▶ **Given problem**:
Repeat all of the material with "Celular" substituted by "Telefone" and every other part unchanged. Omit the pictures.

▶ **Information provided**:
#####

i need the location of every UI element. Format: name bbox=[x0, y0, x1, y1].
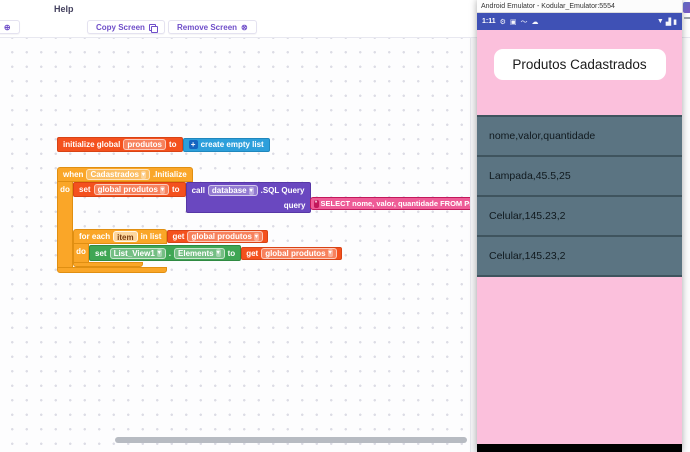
app-title-button[interactable]: Produtos Cadastrados bbox=[494, 49, 666, 80]
get-produtos-block[interactable]: get global produtos ▾ bbox=[167, 230, 267, 243]
remove-screen-button[interactable]: Remove Screen ⊗ bbox=[168, 20, 257, 34]
variable-name: global produtos bbox=[191, 231, 251, 242]
variable-dropdown[interactable]: global produtos ▾ bbox=[94, 184, 169, 195]
when-label: when bbox=[63, 170, 83, 179]
sql-query-call-block[interactable]: call database ▾ .SQL Query query bbox=[186, 182, 311, 213]
get-label: get bbox=[172, 232, 184, 241]
sim-icon: ▣ bbox=[510, 18, 517, 26]
get-label: get bbox=[246, 249, 258, 258]
query-param-label: query bbox=[284, 201, 306, 210]
foreach-do-spine: do bbox=[73, 244, 89, 262]
variable-dropdown[interactable]: global produtos ▾ bbox=[261, 248, 336, 259]
gear-icon: ⚙ bbox=[500, 18, 506, 26]
list-item[interactable]: Celular,145.23,2 bbox=[477, 237, 682, 277]
variable-name-field[interactable]: produtos bbox=[123, 139, 166, 150]
chevron-down-icon: ▾ bbox=[249, 187, 254, 195]
database-name: database bbox=[212, 185, 247, 196]
event-suffix: .Initialize bbox=[153, 170, 187, 179]
battery-icon: ▮ bbox=[673, 18, 677, 26]
add-screen-button[interactable]: n ⊕ bbox=[0, 20, 20, 34]
list-item[interactable]: Celular,145.23,2 bbox=[477, 197, 682, 237]
app-screen: Produtos Cadastrados nome,valor,quantida… bbox=[477, 30, 682, 444]
chevron-down-icon: ▾ bbox=[328, 249, 333, 257]
foreach-block[interactable]: for each item in list get global produto… bbox=[73, 229, 342, 267]
database-dropdown[interactable]: database ▾ bbox=[208, 185, 258, 196]
blocks-editor-page: Help n ⊕ Copy Screen Remove Screen ⊗ ini… bbox=[0, 0, 690, 452]
list-view: nome,valor,quantidade Lampada,45.5,25 Ce… bbox=[477, 115, 682, 277]
peek-dash bbox=[684, 17, 690, 19]
create-empty-list-label: create empty list bbox=[201, 140, 264, 149]
wifi-icon: ▼ bbox=[657, 18, 664, 25]
chevron-down-icon: ▾ bbox=[254, 233, 259, 241]
initialize-block-body[interactable]: initialize global produtos to bbox=[57, 137, 183, 152]
foreach-label: for each bbox=[79, 232, 110, 241]
do-label: do bbox=[60, 185, 70, 267]
to-label: to bbox=[169, 140, 177, 149]
list-item[interactable]: Lampada,45.5,25 bbox=[477, 157, 682, 197]
open-quote-icon: “ bbox=[314, 200, 319, 208]
signal-icon: ▟ bbox=[666, 18, 671, 26]
when-footer bbox=[57, 267, 167, 273]
statusbar-time: 1:11 bbox=[482, 18, 496, 25]
chevron-down-icon: ▾ bbox=[216, 249, 221, 257]
add-icon: ⊕ bbox=[4, 23, 11, 32]
set-listview-elements-block[interactable]: set List_View1 ▾ . Elements ▾ bbox=[89, 245, 241, 261]
foreach-header[interactable]: for each item in list bbox=[73, 229, 167, 244]
component-dropdown[interactable]: Cadastrados ▾ bbox=[86, 169, 149, 180]
emulator-titlebar[interactable]: Android Emulator - Kodular_Emulator:5554 bbox=[477, 0, 682, 13]
remove-icon: ⊗ bbox=[241, 23, 248, 32]
help-menu[interactable]: Help bbox=[54, 4, 74, 14]
listview-dropdown[interactable]: List_View1 ▾ bbox=[110, 248, 166, 259]
in-list-label: in list bbox=[141, 232, 162, 241]
android-navbar bbox=[477, 444, 682, 452]
variable-name: global produtos bbox=[265, 248, 325, 259]
copy-screen-button[interactable]: Copy Screen bbox=[87, 20, 165, 34]
item-field[interactable]: item bbox=[113, 231, 137, 242]
variable-dropdown[interactable]: global produtos ▾ bbox=[187, 231, 262, 242]
component-name: List_View1 bbox=[114, 248, 155, 259]
dot-label: . bbox=[169, 249, 171, 258]
mutator-icon[interactable]: + bbox=[189, 140, 198, 149]
copy-icon bbox=[149, 24, 156, 31]
chevron-down-icon: ▾ bbox=[157, 249, 162, 257]
cloud-icon: ☁ bbox=[532, 18, 539, 26]
android-emulator-window: Android Emulator - Kodular_Emulator:5554… bbox=[477, 0, 682, 452]
variable-name: produtos bbox=[127, 139, 162, 150]
wave-icon: 〜 bbox=[521, 17, 528, 27]
variable-name: global produtos bbox=[98, 184, 158, 195]
chevron-down-icon: ▾ bbox=[141, 171, 146, 179]
copy-screen-label: Copy Screen bbox=[96, 23, 145, 32]
item-name: item bbox=[117, 233, 133, 242]
set-label: set bbox=[95, 249, 107, 258]
create-empty-list-block[interactable]: + create empty list bbox=[183, 138, 270, 152]
property-name: Elements bbox=[178, 248, 214, 259]
component-name: Cadastrados bbox=[90, 169, 138, 180]
remove-screen-label: Remove Screen bbox=[177, 23, 237, 32]
set-produtos-row: set global produtos ▾ to call da bbox=[73, 182, 342, 213]
to-label: to bbox=[172, 185, 180, 194]
android-statusbar: 1:11 ⚙ ▣ 〜 ☁ ▼ ▟ ▮ bbox=[477, 13, 682, 30]
emulator-window-title: Android Emulator - Kodular_Emulator:5554 bbox=[481, 3, 615, 10]
initialize-global-block[interactable]: initialize global produtos to + create e… bbox=[57, 137, 270, 152]
canvas-vertical-scrollbar[interactable] bbox=[470, 38, 477, 452]
to-label: to bbox=[228, 249, 236, 258]
get-produtos-block[interactable]: get global produtos ▾ bbox=[241, 247, 341, 260]
app-title-label: Produtos Cadastrados bbox=[512, 57, 646, 72]
foreach-footer bbox=[73, 262, 143, 267]
property-dropdown[interactable]: Elements ▾ bbox=[174, 248, 225, 259]
canvas-horizontal-scrollbar[interactable] bbox=[115, 437, 467, 443]
peek-icon bbox=[683, 2, 690, 13]
chevron-down-icon: ▾ bbox=[160, 186, 165, 194]
do-spine: do bbox=[57, 182, 73, 267]
when-header[interactable]: when Cadastrados ▾ .Initialize bbox=[57, 167, 193, 182]
call-label: call bbox=[192, 186, 205, 195]
method-suffix: .SQL Query bbox=[261, 186, 305, 195]
set-variable-block[interactable]: set global produtos ▾ to bbox=[73, 182, 186, 197]
set-label: set bbox=[79, 185, 91, 194]
when-event-block[interactable]: when Cadastrados ▾ .Initialize do set bbox=[57, 167, 342, 273]
list-item[interactable]: nome,valor,quantidade bbox=[477, 117, 682, 157]
initialize-keyword: initialize global bbox=[63, 140, 120, 149]
do-label: do bbox=[76, 247, 86, 262]
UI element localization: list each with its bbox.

#####

▶ **Task response**:
i need the location of every UI element. Format: name bbox=[x0, y0, x1, y1].
app-title-button[interactable]: Produtos Cadastrados bbox=[494, 49, 666, 80]
get-produtos-block[interactable]: get global produtos ▾ bbox=[167, 230, 267, 243]
remove-screen-button[interactable]: Remove Screen ⊗ bbox=[168, 20, 257, 34]
variable-name: global produtos bbox=[191, 231, 251, 242]
variable-dropdown[interactable]: global produtos ▾ bbox=[94, 184, 169, 195]
when-label: when bbox=[63, 170, 83, 179]
sql-query-call-block[interactable]: call database ▾ .SQL Query query bbox=[186, 182, 311, 213]
get-label: get bbox=[172, 232, 184, 241]
sim-icon: ▣ bbox=[510, 18, 517, 26]
get-label: get bbox=[246, 249, 258, 258]
query-param-label: query bbox=[284, 201, 306, 210]
foreach-do-spine: do bbox=[73, 244, 89, 262]
variable-dropdown[interactable]: global produtos ▾ bbox=[261, 248, 336, 259]
gear-icon: ⚙ bbox=[500, 18, 506, 26]
list-item[interactable]: Telefone,145.23,2 bbox=[477, 237, 682, 277]
variable-name-field[interactable]: produtos bbox=[123, 139, 166, 150]
chevron-down-icon: ▾ bbox=[249, 187, 254, 195]
database-name: database bbox=[212, 185, 247, 196]
event-suffix: .Initialize bbox=[153, 170, 187, 179]
battery-icon: ▮ bbox=[673, 18, 677, 26]
add-screen-button[interactable]: n ⊕ bbox=[0, 20, 20, 34]
list-item[interactable]: Telefone,145.23,2 bbox=[477, 197, 682, 237]
app-screen: Produtos Cadastrados nome,valor,quantida… bbox=[477, 30, 682, 444]
chevron-down-icon: ▾ bbox=[328, 249, 333, 257]
foreach-block[interactable]: for each item in list get global produto… bbox=[73, 229, 342, 267]
database-dropdown[interactable]: database ▾ bbox=[208, 185, 258, 196]
blocks-editor-page: Help n ⊕ Copy Screen Remove Screen ⊗ ini… bbox=[0, 0, 690, 452]
list-view: nome,valor,quantidade Lampada,45.5,25 Ce… bbox=[477, 115, 682, 277]
peek-dash bbox=[684, 17, 690, 19]
create-empty-list-label: create empty list bbox=[201, 140, 264, 149]
wifi-icon: ▼ bbox=[657, 18, 664, 25]
chevron-down-icon: ▾ bbox=[254, 233, 259, 241]
initialize-block-body[interactable]: initialize global produtos to bbox=[57, 137, 183, 152]
foreach-label: for each bbox=[79, 232, 110, 241]
do-label: do bbox=[60, 185, 70, 267]
to-label: to bbox=[169, 140, 177, 149]
list-item[interactable]: Lampada,45.5,25 bbox=[477, 157, 682, 197]
open-quote-icon: “ bbox=[314, 200, 319, 208]
signal-icon: ▟ bbox=[666, 18, 671, 26]
when-footer bbox=[57, 267, 167, 273]
statusbar-time: 1:11 bbox=[482, 18, 496, 25]
chevron-down-icon: ▾ bbox=[216, 249, 221, 257]
add-icon: ⊕ bbox=[4, 23, 11, 32]
set-listview-elements-block[interactable]: set List_View1 ▾ . Elements ▾ bbox=[89, 245, 241, 261]
foreach-header[interactable]: for each item in list bbox=[73, 229, 167, 244]
component-dropdown[interactable]: Cadastrados ▾ bbox=[86, 169, 149, 180]
emulator-titlebar[interactable]: Android Emulator - Kodular_Emulator:5554 bbox=[477, 0, 682, 13]
remove-icon: ⊗ bbox=[241, 23, 248, 32]
help-menu[interactable]: Help bbox=[54, 4, 74, 14]
listview-dropdown[interactable]: List_View1 ▾ bbox=[110, 248, 166, 259]
in-list-label: in list bbox=[141, 232, 162, 241]
android-navbar bbox=[477, 444, 682, 452]
variable-name: global produtos bbox=[265, 248, 325, 259]
copy-screen-button[interactable]: Copy Screen bbox=[87, 20, 165, 34]
item-field[interactable]: item bbox=[113, 231, 137, 242]
variable-dropdown[interactable]: global produtos ▾ bbox=[187, 231, 262, 242]
component-name: List_View1 bbox=[114, 248, 155, 259]
dot-label: . bbox=[169, 249, 171, 258]
mutator-icon[interactable]: + bbox=[189, 140, 198, 149]
copy-icon bbox=[149, 24, 156, 31]
chevron-down-icon: ▾ bbox=[157, 249, 162, 257]
cloud-icon: ☁ bbox=[532, 18, 539, 26]
android-emulator-window: Android Emulator - Kodular_Emulator:5554… bbox=[477, 0, 682, 452]
variable-name: produtos bbox=[127, 139, 162, 150]
wave-icon: 〜 bbox=[521, 17, 528, 27]
variable-name: global produtos bbox=[98, 184, 158, 195]
chevron-down-icon: ▾ bbox=[141, 171, 146, 179]
copy-screen-label: Copy Screen bbox=[96, 23, 145, 32]
item-name: item bbox=[117, 233, 133, 242]
set-label: set bbox=[95, 249, 107, 258]
create-empty-list-block[interactable]: + create empty list bbox=[183, 138, 270, 152]
property-name: Elements bbox=[178, 248, 214, 259]
component-name: Cadastrados bbox=[90, 169, 138, 180]
remove-screen-label: Remove Screen bbox=[177, 23, 237, 32]
set-produtos-row: set global produtos ▾ to call da bbox=[73, 182, 342, 213]
to-label: to bbox=[172, 185, 180, 194]
android-statusbar: 1:11 ⚙ ▣ 〜 ☁ ▼ ▟ ▮ bbox=[477, 13, 682, 30]
emulator-window-title: Android Emulator - Kodular_Emulator:5554 bbox=[481, 3, 615, 10]
initialize-global-block[interactable]: initialize global produtos to + create e… bbox=[57, 137, 270, 152]
canvas-vertical-scrollbar[interactable] bbox=[470, 38, 477, 452]
to-label: to bbox=[228, 249, 236, 258]
get-produtos-block[interactable]: get global produtos ▾ bbox=[241, 247, 341, 260]
app-title-label: Produtos Cadastrados bbox=[512, 57, 646, 72]
foreach-footer bbox=[73, 262, 143, 267]
property-dropdown[interactable]: Elements ▾ bbox=[174, 248, 225, 259]
canvas-horizontal-scrollbar[interactable] bbox=[115, 437, 467, 443]
peek-icon bbox=[683, 2, 690, 13]
chevron-down-icon: ▾ bbox=[160, 186, 165, 194]
do-spine: do bbox=[57, 182, 73, 267]
when-header[interactable]: when Cadastrados ▾ .Initialize bbox=[57, 167, 193, 182]
call-label: call bbox=[192, 186, 205, 195]
method-suffix: .SQL Query bbox=[261, 186, 305, 195]
set-variable-block[interactable]: set global produtos ▾ to bbox=[73, 182, 186, 197]
set-label: set bbox=[79, 185, 91, 194]
when-event-block[interactable]: when Cadastrados ▾ .Initialize do set bbox=[57, 167, 342, 273]
list-item[interactable]: nome,valor,quantidade bbox=[477, 117, 682, 157]
initialize-keyword: initialize global bbox=[63, 140, 120, 149]
do-label: do bbox=[76, 247, 86, 262]
UI element localization: list each with its bbox.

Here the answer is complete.